# 課題内容
CRMシナリオのアプローチ内容を扱った抜粋を、最後の文の後から引き継いで書き進めてください。

-------- 抜粋

3-5. 【CRMシナリオ設計のSTEP5】アプローチ内容を考える
顧客にアプローチするタイミングまでが決まれば、次は顧客に伝えたいアプローチ内容を決めていきます。
たとえば、無料資料請求した見込み客に対して、すぐに高額商品の購入を促しても、顧客ニーズにあっていないので購入に繋がりません。
顧客ニーズとアプローチタイミングを考えたうえで、それぞれの顧客に合わせた最適なアプローチ内容を作ることが重要です。
たとえば、以下のように考えてみましょう。
タイミング |
内容 |
---|---|
無料資料請求 |
資料送付と初回限定割引に関するメッセージ |
商品購入直後 |
お礼メール |
商品購入数日後 |
使用の感想や継続利用を促進 |
商品を使い切る目安のタイミング |
割引クーポンなどで継続利用の促進 |
ポイントの有効期限1週間前 |
期限失効間近のお知らせと、割引クーポン配布 |
このように、タイミングにあったアプローチ内容を顧客に伝えることで
「今、まさにその情報を求めていた!」
「〇〇キャンペーンがあるなら、今契約しても良いかも…」
というように顧客の心を動かして、次の行動に繋げることができます。
実際に、CRMシナリオ設計に基づいて施策を続けていくと、そのアプローチ内容が最適だったか否かが数字として現れてくるでしょう。

----------------
-------- 収集資料

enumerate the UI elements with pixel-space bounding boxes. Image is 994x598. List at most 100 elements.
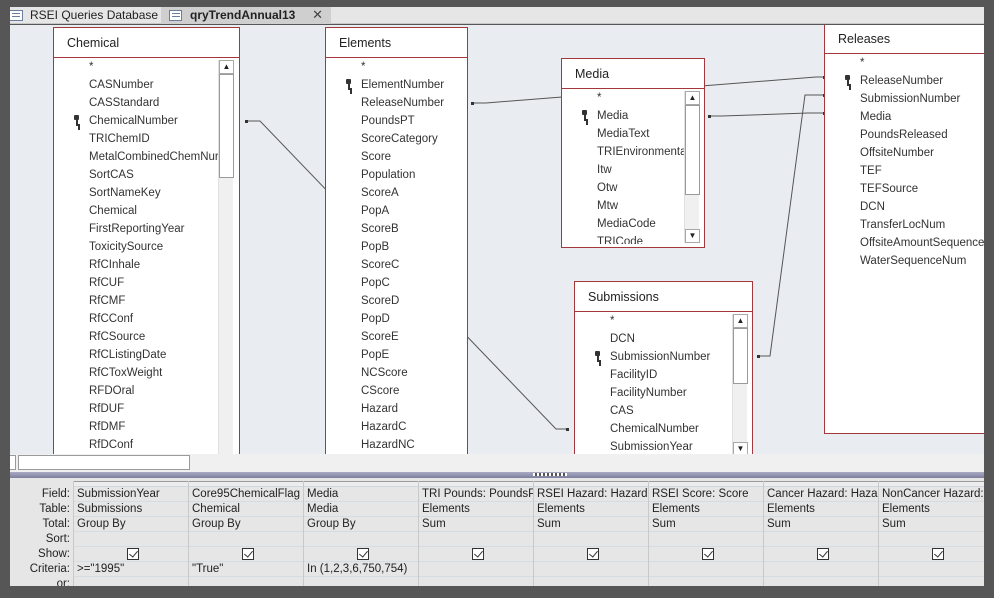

----------------

# 最終回答
アプローチした顧客の反応をみながら、より最適なアプローチ内容にしていけるように工夫していく必要があります。
【POINT!】
アプローチ内容について考える際には、顧客視点に立って考えるようにしましょう。
顧客と同じ視点に立ってみることで、本当に顧客のニーズを満たせるアプローチ内容を見つけられます。
「もしも、自分が顧客と同じ状況なら」を大前提に、どのようなアプローチをすると顧客の心が動くのか考えてみましょう。
3-6. 【CRMシナリオ設計のSTEP6】各チャネルに応じたアプローチを実行する
アプローチ内容まで決定したら、利用するチャネル(手段)を決めて、それに応じたアプローチを実行していきます。
CRMにおけるシナリオ設計で、企業が活用できるチャネルは以下のようにさまざまです。
- メールやLINE
- DMやチラシ
- 電話や訪問
- 店頭での販促プロモーション
どのチャネルを選ぶべきなのかは、アプローチタイミングや顧客層などによって、変わってくるでしょう。
たとえば、ITリテラシーの高い層であればSNSを中心としたアプローチの方が効果的な場合が多いかと思います。
反対に普段からSNS等を使わない顧客層の場合は、電話やDMなども選択肢になるでしょう。
事前に分析しておいた顧客データも参考にしながら、顧客それぞれに最適なチャネルでアプローチを行っていくべきです。
【POINT!】
顧客の反応をみたり比較したい時は、ABテストを行うのが効果的です。
同じ属性の顧客グループに対して、AとCで違うアプローチ内容を発信してみましょう。
(例)
Aの顧客グループ:購入直後にお礼メールと割引クーポンの配布
Bの顧客グループ:購入直後にお礼メール、2週間後にLINEでレビュー依頼と割引クーポン配布
ABテストをすることで、どちらのアプローチ内容・チャネルが有効なのか、明確にわかってきます。
3-7. 【CRMシナリオ設計のSTEP7】PDCAサイクルで最適化を図っていく
より精度の高いCRMシナリオ設計にするためにも、PDCAサイクルを回しながら、施策全体を見直して最適化を図っていきましょう。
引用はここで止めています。